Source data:

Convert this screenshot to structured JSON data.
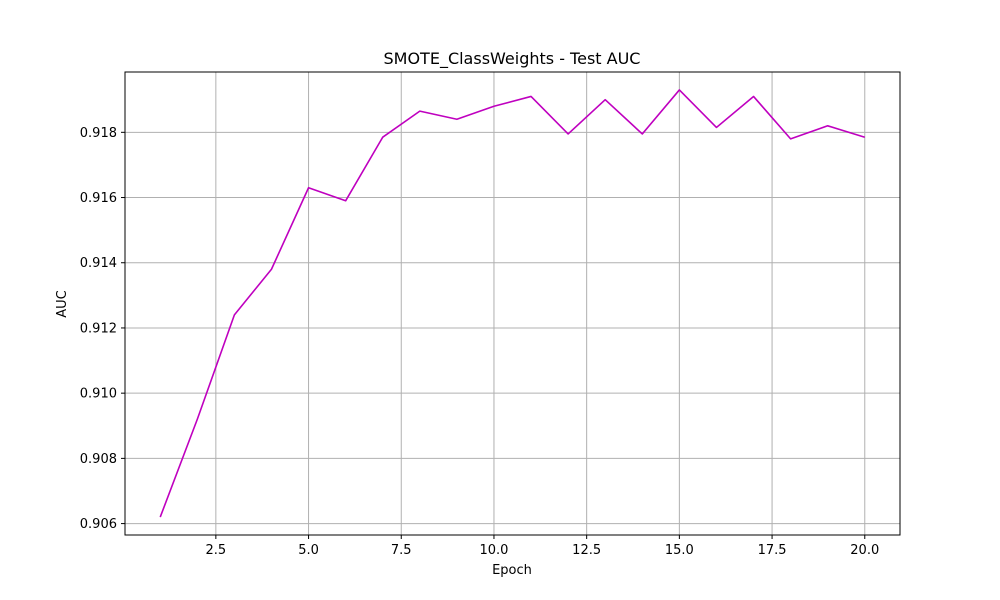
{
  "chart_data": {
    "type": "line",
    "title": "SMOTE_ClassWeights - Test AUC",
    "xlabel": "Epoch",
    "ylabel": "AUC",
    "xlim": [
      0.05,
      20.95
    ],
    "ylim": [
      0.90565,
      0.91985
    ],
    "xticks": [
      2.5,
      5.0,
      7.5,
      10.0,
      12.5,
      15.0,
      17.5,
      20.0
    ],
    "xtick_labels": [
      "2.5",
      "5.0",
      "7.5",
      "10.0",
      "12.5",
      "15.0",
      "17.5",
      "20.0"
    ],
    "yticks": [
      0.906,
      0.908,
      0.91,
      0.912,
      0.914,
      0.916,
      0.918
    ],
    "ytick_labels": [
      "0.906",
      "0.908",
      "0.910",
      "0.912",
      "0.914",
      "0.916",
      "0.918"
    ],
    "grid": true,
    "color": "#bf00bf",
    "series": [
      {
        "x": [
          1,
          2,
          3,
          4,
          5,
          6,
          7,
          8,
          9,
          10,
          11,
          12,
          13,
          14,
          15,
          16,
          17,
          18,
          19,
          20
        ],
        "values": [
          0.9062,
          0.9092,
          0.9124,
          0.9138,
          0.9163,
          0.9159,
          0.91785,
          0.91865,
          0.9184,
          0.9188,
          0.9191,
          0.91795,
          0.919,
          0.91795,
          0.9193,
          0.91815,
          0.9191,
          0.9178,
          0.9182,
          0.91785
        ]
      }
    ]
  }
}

YOUR INSTRUCTIONS:
Write out every line above exactly as it is, leaving out the pictures.

TASK OUTPUT:
Convert this screenshot to structured JSON data.
{
  "chart_data": {
    "type": "line",
    "title": "SMOTE_ClassWeights - Test AUC",
    "xlabel": "Epoch",
    "ylabel": "AUC",
    "xlim": [
      0.05,
      20.95
    ],
    "ylim": [
      0.90565,
      0.91985
    ],
    "xticks": [
      2.5,
      5.0,
      7.5,
      10.0,
      12.5,
      15.0,
      17.5,
      20.0
    ],
    "xtick_labels": [
      "2.5",
      "5.0",
      "7.5",
      "10.0",
      "12.5",
      "15.0",
      "17.5",
      "20.0"
    ],
    "yticks": [
      0.906,
      0.908,
      0.91,
      0.912,
      0.914,
      0.916,
      0.918
    ],
    "ytick_labels": [
      "0.906",
      "0.908",
      "0.910",
      "0.912",
      "0.914",
      "0.916",
      "0.918"
    ],
    "grid": true,
    "color": "#bf00bf",
    "series": [
      {
        "x": [
          1,
          2,
          3,
          4,
          5,
          6,
          7,
          8,
          9,
          10,
          11,
          12,
          13,
          14,
          15,
          16,
          17,
          18,
          19,
          20
        ],
        "values": [
          0.9062,
          0.9092,
          0.9124,
          0.9138,
          0.9163,
          0.9159,
          0.91785,
          0.91865,
          0.9184,
          0.9188,
          0.9191,
          0.91795,
          0.919,
          0.91795,
          0.9193,
          0.91815,
          0.9191,
          0.9178,
          0.9182,
          0.91785
        ]
      }
    ]
  }
}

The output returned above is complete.